▶ _Problem description_
Print the listing as it stands, omitting all images.

════════════════

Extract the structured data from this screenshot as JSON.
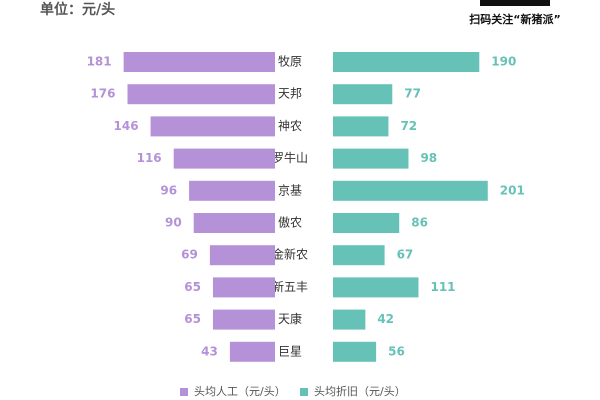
{
  "chart_data": {
    "type": "butterfly",
    "subtitle": "单位：元/头",
    "qr_caption": "扫码关注“新猪派”",
    "categories": [
      "牧原",
      "天邦",
      "神农",
      "罗牛山",
      "京基",
      "傲农",
      "金新农",
      "新五丰",
      "天康",
      "巨星"
    ],
    "series": [
      {
        "name": "头均人工（元/头）",
        "color": "#b591d8",
        "values": [
          181,
          176,
          146,
          116,
          96,
          90,
          69,
          65,
          65,
          43
        ]
      },
      {
        "name": "头均折旧（元/头）",
        "color": "#66c2b6",
        "values": [
          190,
          77,
          72,
          98,
          201,
          86,
          67,
          111,
          42,
          56
        ]
      }
    ]
  }
}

════════════════

▶ _Output below_
Extract the structured data from this screenshot as JSON.
{
  "chart_data": {
    "type": "butterfly",
    "subtitle": "单位：元/头",
    "qr_caption": "扫码关注“新猪派”",
    "categories": [
      "牧原",
      "天邦",
      "神农",
      "罗牛山",
      "京基",
      "傲农",
      "金新农",
      "新五丰",
      "天康",
      "巨星"
    ],
    "series": [
      {
        "name": "头均人工（元/头）",
        "color": "#b591d8",
        "values": [
          181,
          176,
          146,
          116,
          96,
          90,
          69,
          65,
          65,
          43
        ]
      },
      {
        "name": "头均折旧（元/头）",
        "color": "#66c2b6",
        "values": [
          190,
          77,
          72,
          98,
          201,
          86,
          67,
          111,
          42,
          56
        ]
      }
    ]
  }
}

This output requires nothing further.